## Document passage

— BEGIN —

I'm curious to see how this continues over the course of the next six volumes...and what I'll remember and rediscover for the rest of "Swann's Way."

I'm learning as I go along, too, ReemK10. I have an art background, so you're not alone. Please feel free to chip in on what you notice in your reading. Sometimes a fresh eye is better than someone who came to the book with preconceived notions. You might notice things that others did not. And please don't delete your posts unless it's of Paris Hilton. Some of us may appreciate the post, but do not respond. This thread is going really well, so I'm quietly enjoying the updates.


Amazing.
I would add that simultaneously, there are shifts in consciousness, whether from young ..."
Yes, I agree. Those continuous shifts that break perceptions but create others.
I went this afternoon to an exhibition on portraits from the Modernist period (brought from the Pompidou center) and I kept looking at Matisse, Delaunay, Picasso, Modigliani, Bonnard etc.. thinking of those shifts in Proust's narrative.

I have to say that while I'm struck with the passions of the Narrator's memories of himself as a child, I can't find anything 'abnormal', 'in or out of spectrum', 'Oedipal' or anything other than a range of emotions a kid would experience in the type of household in which he (or she) grew up. In other words, there seems to me to be a completely internal consistency to the whole thing (whether either fictional or authorbiographical - oops was that a Freudian slip - I meant to type auto!) and that consistency is a contextual flag which (to me) proves Proust's honesty - ie, his values are reflected in what he writes, irrespective of whether it is roman a clef or otherwise.
He shows a sensitivity to fears children experience (and a deep understanding of how insensitive adults can perceive those fears) and the wonder is that he writes so clearly as an adult sifting those memories not just for the portrayal of the Narrator as a child but the Narrator's memories of all the other characters.
While I have to admit that thirty pages to describe the memories (conflated, separated, re-visited) of rolling over in bed as demanding a keen effort on behalf of the reader, it must certainly be one of the most comprehensive ever written.

Erm...lots of wonderful comments. Being new to Proust I doing my due reading before due diligence so have not much to say (that's not already been said, in one form or another).
Thirteen years ago, I listened to an unabridged cassette type audiobook of Swann's Way on my daily commute, and was only mildly intrigued. But it probably wasn't the best way to read Proust.

— END —

## Directives
a – Decide whether each statement agrees with the Swann's Way discussion, answering yes or no and quoting the words that settle it. (i) One poster saw an exhibition of Modernist portraits brought from the Pompidou center. (ii) The poster who heard an audiobook of Swann's Way found it deeply gripping. (iii) One poster says the memories of rolling over in bed take up thirty pages.
b – Please quote the part of the Swann's Way discussion that opens with the words containing "He shows a sensitivity" and closes with "the other characters.".
c – Answer these questions from the Swann's Way discussion, one line each.
(i) What background does the poster who replies to ReemK10 say they have?
(ii) How many more volumes does the first poster mention?
(iii) How many years ago did one poster listen to an audiobook of Swann's Way?
The entries that come next are separate material with no connection to the Swann's Way discussion.

## Data records
— BEGIN —

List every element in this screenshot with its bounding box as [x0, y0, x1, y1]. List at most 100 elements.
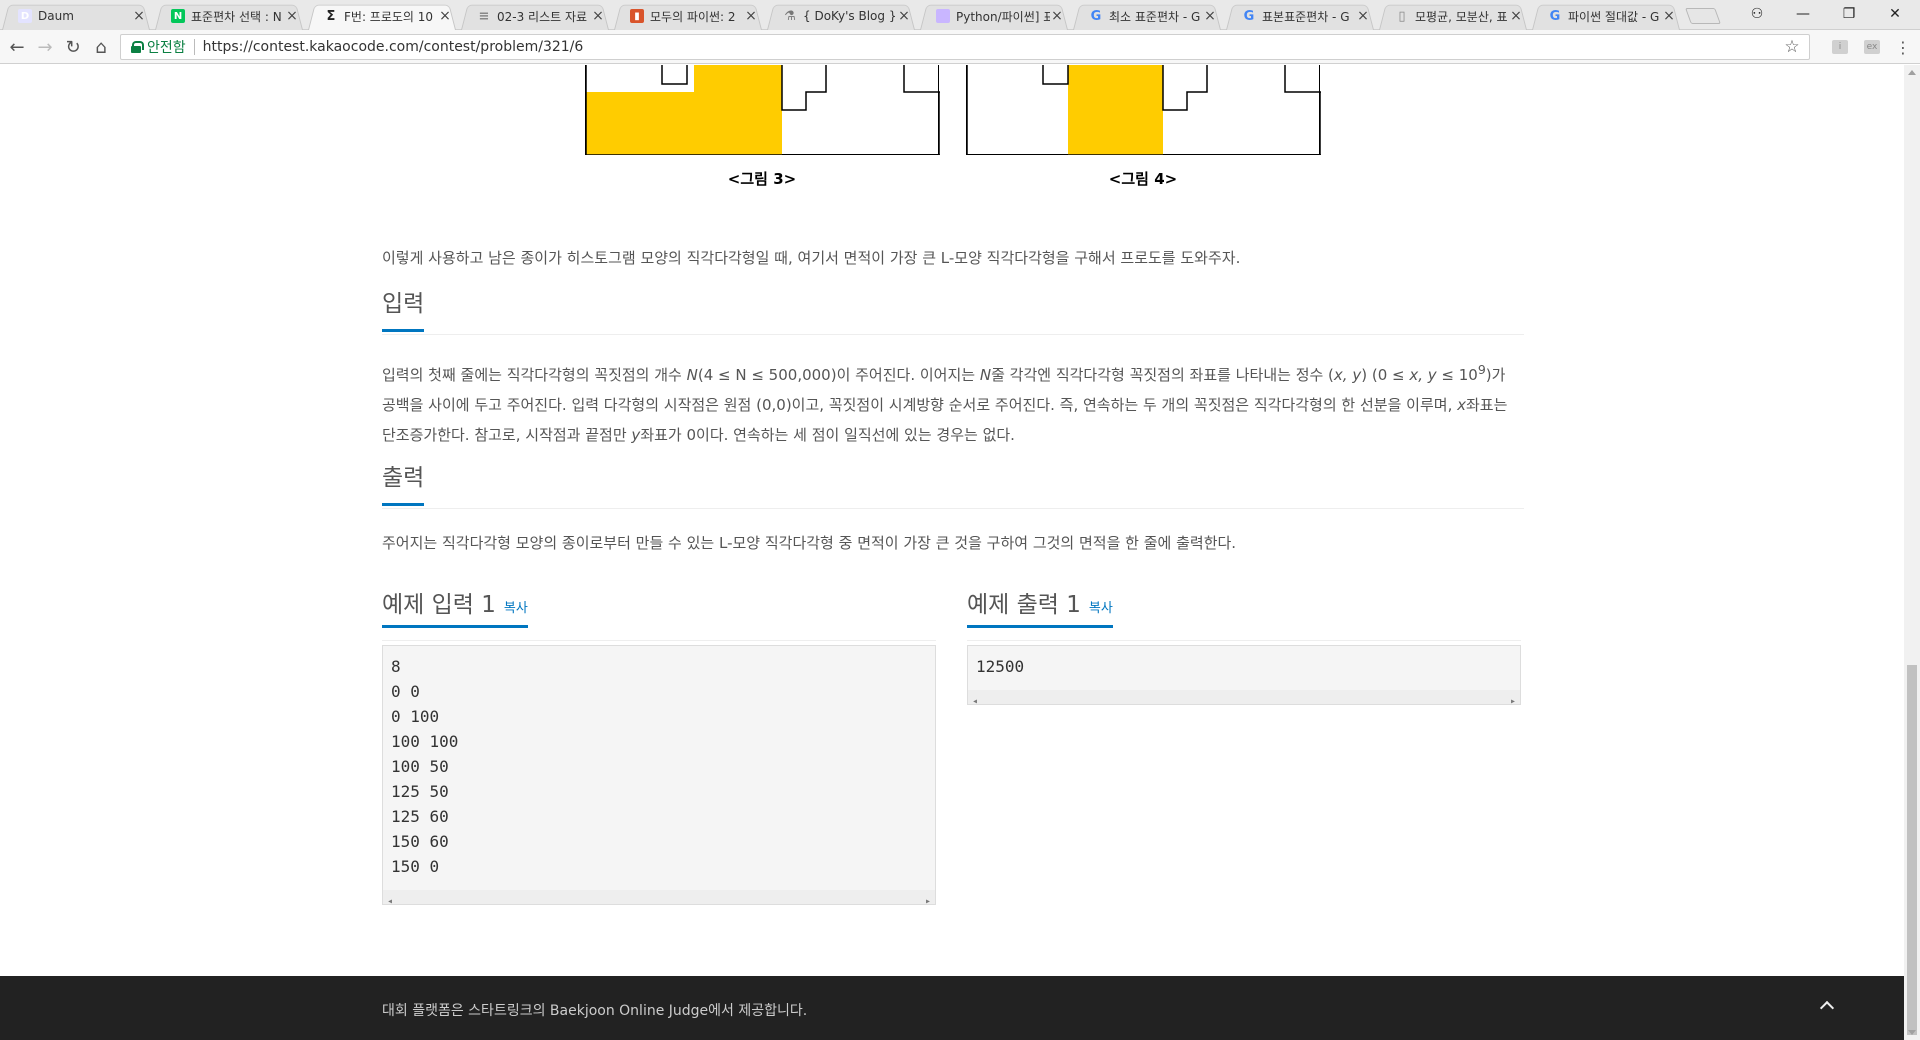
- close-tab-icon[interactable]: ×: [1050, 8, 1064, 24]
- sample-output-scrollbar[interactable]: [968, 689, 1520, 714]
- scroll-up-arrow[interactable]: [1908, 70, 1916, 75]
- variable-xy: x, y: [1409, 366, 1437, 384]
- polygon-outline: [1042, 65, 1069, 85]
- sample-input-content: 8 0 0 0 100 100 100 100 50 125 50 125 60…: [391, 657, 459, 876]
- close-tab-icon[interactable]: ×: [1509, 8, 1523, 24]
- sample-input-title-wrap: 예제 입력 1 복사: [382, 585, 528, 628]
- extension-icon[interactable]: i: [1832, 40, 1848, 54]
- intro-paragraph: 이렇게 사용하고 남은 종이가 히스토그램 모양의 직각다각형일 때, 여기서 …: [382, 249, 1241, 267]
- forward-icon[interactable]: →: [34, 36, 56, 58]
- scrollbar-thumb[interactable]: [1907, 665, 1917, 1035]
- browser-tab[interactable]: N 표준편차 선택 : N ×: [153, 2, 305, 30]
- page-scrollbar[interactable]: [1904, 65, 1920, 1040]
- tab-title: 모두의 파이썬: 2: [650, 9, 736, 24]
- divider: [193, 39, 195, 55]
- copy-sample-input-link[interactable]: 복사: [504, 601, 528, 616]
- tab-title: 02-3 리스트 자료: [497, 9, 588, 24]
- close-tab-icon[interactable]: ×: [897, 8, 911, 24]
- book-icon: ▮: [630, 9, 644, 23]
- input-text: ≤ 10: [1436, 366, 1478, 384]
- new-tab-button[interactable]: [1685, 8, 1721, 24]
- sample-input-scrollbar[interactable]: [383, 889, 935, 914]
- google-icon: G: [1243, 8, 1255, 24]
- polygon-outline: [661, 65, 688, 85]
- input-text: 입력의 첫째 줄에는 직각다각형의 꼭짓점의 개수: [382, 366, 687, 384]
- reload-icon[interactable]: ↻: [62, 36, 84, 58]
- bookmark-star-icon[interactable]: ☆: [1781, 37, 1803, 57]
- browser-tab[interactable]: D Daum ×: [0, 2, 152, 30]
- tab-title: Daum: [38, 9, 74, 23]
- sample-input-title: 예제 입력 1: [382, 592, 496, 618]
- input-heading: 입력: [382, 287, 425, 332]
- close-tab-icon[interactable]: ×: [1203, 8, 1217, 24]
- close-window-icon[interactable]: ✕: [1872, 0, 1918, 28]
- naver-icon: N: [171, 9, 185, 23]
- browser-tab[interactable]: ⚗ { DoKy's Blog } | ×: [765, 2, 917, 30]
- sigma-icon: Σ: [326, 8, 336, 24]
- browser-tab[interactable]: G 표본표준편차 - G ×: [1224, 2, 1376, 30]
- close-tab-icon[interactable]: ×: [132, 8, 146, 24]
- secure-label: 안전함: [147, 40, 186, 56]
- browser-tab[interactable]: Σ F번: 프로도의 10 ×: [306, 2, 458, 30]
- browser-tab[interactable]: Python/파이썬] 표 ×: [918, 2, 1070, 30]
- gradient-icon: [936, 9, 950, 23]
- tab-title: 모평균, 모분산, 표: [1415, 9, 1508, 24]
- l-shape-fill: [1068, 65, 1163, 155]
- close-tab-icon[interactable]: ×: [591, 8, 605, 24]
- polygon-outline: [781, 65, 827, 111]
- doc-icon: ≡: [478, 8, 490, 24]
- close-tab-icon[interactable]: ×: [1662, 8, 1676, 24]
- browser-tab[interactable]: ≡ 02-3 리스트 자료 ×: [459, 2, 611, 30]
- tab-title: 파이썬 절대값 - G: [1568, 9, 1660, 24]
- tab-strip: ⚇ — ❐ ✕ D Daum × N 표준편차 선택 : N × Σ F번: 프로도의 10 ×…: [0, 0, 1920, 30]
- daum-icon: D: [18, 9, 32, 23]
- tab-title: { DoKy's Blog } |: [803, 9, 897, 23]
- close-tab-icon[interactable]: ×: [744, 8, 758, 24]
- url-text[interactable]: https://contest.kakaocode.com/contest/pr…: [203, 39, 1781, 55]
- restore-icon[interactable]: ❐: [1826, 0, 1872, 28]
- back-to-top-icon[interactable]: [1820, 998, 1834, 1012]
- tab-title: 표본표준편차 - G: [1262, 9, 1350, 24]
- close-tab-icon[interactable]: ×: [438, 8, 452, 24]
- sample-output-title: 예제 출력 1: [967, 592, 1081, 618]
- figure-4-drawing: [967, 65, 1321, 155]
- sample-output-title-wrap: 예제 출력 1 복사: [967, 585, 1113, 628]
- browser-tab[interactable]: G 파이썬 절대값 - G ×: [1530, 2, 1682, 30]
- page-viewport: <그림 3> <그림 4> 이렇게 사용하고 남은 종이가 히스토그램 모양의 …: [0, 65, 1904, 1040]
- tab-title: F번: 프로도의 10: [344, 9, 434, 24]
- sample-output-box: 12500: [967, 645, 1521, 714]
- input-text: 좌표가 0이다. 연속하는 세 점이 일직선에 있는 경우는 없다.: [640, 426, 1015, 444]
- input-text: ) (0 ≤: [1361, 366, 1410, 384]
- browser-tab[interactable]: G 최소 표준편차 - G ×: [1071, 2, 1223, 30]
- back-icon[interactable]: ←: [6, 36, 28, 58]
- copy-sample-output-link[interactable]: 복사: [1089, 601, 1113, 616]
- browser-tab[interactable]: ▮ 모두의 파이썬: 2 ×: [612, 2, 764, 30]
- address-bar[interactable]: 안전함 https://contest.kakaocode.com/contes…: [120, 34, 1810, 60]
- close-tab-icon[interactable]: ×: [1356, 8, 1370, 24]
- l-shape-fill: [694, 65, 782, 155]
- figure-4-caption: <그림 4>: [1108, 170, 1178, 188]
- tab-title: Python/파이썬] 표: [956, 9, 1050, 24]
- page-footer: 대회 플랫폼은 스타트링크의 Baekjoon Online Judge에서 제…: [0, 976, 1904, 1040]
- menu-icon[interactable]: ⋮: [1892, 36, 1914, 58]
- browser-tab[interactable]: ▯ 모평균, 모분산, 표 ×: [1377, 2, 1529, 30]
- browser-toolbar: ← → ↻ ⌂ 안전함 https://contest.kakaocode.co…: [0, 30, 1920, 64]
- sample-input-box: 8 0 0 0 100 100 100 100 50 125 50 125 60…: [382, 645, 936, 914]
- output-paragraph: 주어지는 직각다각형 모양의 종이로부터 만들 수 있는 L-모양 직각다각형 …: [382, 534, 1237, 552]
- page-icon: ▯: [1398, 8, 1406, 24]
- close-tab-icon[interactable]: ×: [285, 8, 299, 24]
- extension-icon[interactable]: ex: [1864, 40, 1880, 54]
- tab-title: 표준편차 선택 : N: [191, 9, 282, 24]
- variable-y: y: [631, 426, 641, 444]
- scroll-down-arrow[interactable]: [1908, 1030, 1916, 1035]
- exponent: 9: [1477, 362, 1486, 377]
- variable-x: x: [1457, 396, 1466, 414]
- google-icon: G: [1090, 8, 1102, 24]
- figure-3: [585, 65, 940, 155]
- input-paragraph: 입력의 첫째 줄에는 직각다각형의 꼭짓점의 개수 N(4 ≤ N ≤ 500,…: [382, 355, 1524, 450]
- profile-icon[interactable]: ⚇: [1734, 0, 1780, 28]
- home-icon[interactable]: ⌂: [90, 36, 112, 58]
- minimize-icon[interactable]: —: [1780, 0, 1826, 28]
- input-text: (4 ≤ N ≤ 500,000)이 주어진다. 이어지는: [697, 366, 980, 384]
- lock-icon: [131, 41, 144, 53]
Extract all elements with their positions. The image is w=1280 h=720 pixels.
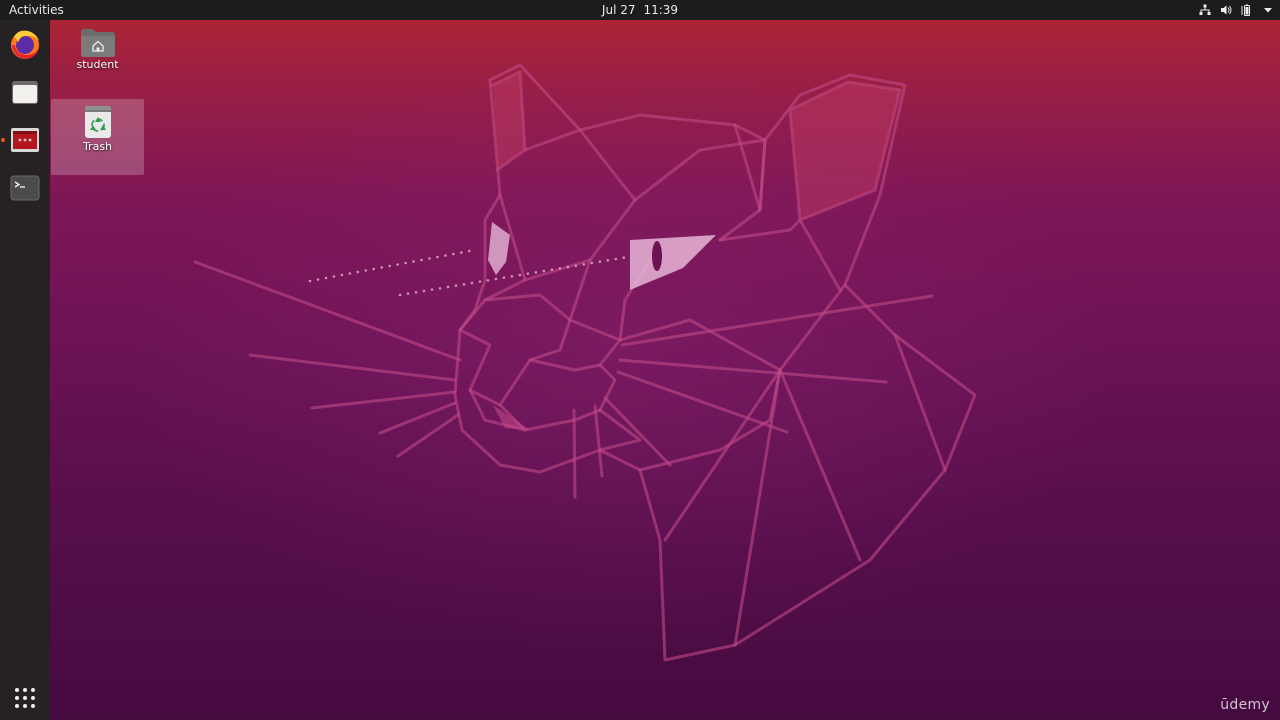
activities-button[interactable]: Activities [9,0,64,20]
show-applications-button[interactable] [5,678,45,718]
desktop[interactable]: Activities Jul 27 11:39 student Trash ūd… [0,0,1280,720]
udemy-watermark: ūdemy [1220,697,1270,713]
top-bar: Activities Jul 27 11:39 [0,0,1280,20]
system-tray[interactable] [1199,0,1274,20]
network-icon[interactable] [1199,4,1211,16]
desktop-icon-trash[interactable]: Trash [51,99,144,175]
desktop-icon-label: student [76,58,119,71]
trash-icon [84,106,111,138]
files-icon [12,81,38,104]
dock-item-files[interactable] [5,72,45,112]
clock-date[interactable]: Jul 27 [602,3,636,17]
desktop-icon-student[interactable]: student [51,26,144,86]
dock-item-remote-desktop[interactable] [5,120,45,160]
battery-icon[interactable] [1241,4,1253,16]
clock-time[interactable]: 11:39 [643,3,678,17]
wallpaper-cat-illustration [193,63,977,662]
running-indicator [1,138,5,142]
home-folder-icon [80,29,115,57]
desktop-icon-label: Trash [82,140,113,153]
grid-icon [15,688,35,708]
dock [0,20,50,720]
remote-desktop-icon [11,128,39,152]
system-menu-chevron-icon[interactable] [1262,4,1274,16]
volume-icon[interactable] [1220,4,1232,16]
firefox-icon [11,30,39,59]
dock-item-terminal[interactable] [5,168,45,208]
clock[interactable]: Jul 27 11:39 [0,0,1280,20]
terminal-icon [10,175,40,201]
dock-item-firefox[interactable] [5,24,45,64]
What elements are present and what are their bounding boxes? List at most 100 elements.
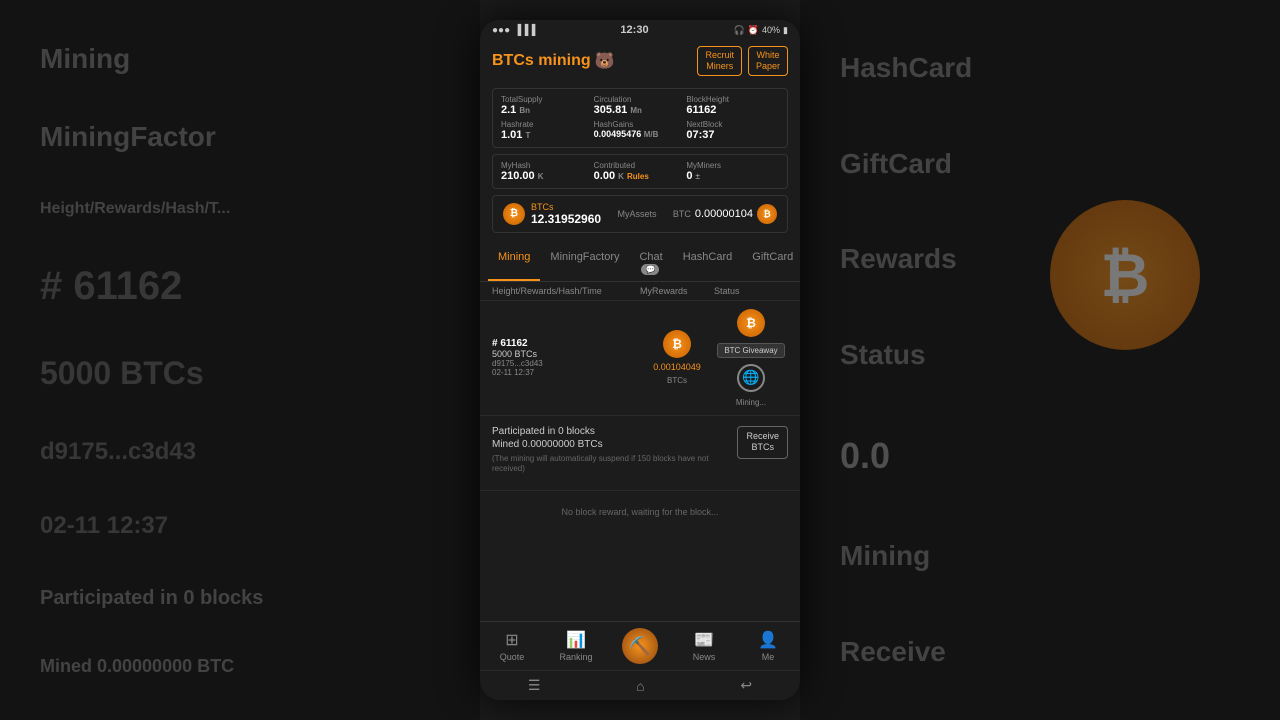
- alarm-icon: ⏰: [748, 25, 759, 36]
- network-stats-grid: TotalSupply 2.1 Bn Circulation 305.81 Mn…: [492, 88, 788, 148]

— END —

## Outputs
a –
(i) Yes: "I went this afternoon to an exhibition on portraits from the Modernist period (brought from the Pompidou center)"
(ii) No: "was only mildly intrigued"
(iii) Yes: "thirty pages to describe the memories (conflated, separated, re-visited) of rolling over in bed"

b –
He shows a sensitivity to fears children experience (and a deep understanding of how insensitive adults can perceive those fears) and the wonder is that he writes so clearly as an adult sifting those memories not just for the portrayal of the Narrator as a child but the Narrator's memories of all the other characters.

c –
(i) An art background
(ii) Six
(iii) Thirteen